Exercise requirements: Lines holding the string "JSON" are the ones to copy; find them all in the data.

A run of records:
(begin)

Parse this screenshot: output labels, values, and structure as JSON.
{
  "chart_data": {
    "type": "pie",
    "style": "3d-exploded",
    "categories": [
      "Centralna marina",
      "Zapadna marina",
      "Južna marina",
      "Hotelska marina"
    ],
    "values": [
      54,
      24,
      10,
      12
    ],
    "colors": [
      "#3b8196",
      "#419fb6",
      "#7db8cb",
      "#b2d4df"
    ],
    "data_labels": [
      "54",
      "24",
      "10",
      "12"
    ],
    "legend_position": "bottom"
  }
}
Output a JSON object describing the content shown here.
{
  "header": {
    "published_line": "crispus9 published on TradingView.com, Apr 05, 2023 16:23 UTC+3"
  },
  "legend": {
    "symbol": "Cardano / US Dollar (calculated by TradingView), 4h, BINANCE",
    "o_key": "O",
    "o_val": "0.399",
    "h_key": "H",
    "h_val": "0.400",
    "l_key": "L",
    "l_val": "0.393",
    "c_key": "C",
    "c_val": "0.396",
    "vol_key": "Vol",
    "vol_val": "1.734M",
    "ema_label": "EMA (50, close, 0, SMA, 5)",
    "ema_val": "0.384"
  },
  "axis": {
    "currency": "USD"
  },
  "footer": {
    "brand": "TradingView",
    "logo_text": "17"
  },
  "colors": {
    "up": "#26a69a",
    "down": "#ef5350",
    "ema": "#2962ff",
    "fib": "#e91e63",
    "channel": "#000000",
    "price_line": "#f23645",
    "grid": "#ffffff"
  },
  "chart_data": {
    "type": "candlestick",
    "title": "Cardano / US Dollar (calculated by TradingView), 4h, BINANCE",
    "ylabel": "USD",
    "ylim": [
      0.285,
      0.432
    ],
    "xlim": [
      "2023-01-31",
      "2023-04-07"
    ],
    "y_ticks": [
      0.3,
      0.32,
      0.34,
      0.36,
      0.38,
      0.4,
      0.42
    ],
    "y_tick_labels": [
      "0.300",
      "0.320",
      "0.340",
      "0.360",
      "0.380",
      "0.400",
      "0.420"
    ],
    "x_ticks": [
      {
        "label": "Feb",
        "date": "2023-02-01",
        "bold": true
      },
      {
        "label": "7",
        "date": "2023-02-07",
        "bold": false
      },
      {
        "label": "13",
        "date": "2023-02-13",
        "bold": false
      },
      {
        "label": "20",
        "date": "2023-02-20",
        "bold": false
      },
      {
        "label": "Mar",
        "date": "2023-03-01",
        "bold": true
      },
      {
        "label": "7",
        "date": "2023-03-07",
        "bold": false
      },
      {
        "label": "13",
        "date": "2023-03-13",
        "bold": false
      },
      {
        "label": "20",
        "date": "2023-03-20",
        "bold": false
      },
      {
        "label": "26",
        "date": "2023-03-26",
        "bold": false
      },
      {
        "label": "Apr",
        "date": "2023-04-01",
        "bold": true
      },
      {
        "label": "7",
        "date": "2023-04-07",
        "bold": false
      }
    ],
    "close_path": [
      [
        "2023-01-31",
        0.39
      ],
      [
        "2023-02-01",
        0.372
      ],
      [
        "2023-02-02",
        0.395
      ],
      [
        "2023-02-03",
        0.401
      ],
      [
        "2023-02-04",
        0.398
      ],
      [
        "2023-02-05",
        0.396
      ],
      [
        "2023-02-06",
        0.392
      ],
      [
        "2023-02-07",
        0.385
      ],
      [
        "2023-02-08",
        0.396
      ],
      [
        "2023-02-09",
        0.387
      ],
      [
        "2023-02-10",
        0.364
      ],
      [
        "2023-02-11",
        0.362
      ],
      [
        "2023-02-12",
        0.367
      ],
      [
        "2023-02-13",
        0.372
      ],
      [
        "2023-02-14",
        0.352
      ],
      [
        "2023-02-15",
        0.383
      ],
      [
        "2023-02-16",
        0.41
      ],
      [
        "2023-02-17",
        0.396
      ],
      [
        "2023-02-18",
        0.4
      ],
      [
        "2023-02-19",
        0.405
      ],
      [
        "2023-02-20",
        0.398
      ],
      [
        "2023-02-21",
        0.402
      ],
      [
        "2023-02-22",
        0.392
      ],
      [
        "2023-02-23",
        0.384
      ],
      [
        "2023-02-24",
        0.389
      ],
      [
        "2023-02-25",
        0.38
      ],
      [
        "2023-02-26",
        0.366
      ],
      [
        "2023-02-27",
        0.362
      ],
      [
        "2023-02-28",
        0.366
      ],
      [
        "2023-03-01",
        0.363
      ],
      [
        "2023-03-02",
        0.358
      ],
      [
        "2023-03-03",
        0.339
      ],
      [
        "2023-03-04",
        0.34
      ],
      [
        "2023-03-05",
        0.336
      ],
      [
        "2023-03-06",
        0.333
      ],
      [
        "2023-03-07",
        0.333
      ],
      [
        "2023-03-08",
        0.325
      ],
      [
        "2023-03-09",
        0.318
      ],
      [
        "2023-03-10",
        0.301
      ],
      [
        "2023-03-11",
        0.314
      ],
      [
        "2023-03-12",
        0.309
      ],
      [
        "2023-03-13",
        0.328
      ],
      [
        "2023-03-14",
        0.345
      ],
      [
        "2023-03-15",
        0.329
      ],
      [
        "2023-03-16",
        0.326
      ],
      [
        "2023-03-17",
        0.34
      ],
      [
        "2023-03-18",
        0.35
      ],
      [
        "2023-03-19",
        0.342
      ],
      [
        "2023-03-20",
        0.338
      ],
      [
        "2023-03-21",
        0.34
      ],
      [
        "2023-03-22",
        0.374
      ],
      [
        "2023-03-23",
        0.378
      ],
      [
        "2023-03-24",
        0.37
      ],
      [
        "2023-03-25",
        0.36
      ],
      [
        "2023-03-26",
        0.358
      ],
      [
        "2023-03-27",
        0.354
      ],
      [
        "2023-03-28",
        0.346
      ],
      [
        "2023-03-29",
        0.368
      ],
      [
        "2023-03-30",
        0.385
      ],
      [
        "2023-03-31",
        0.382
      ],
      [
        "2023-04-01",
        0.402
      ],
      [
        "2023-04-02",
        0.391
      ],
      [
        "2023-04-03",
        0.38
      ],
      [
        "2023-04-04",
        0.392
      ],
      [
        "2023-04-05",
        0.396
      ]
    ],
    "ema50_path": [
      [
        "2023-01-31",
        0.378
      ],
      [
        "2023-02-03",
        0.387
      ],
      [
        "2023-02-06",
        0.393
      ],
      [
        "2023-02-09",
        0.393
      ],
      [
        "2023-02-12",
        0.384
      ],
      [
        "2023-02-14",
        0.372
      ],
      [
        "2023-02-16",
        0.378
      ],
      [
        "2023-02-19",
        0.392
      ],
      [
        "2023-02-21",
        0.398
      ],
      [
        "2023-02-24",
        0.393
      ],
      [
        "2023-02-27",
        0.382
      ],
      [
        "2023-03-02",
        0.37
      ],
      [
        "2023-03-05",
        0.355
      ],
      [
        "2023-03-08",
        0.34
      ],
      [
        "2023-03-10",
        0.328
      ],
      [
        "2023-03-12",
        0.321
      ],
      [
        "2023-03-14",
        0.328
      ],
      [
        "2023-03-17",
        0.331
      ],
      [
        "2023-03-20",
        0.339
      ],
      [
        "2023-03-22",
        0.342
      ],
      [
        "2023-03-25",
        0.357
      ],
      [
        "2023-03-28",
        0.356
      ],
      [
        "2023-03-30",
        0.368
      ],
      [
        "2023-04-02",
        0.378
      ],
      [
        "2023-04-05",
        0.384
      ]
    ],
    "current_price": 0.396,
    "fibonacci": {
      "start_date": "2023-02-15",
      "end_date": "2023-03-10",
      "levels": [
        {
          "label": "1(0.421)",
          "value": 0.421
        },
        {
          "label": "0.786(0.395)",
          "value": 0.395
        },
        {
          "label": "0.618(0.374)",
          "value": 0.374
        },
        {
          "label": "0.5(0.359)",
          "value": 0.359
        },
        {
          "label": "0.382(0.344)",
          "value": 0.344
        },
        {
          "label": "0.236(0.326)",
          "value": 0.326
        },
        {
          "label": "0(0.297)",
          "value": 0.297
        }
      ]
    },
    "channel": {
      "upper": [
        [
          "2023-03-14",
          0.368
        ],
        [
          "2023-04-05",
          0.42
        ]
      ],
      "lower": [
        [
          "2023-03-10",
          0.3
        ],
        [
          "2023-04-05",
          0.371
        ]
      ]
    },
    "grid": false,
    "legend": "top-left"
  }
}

(end)

Complete output:
Parse this screenshot: output labels, values, and structure as JSON.
Output a JSON object describing the content shown here.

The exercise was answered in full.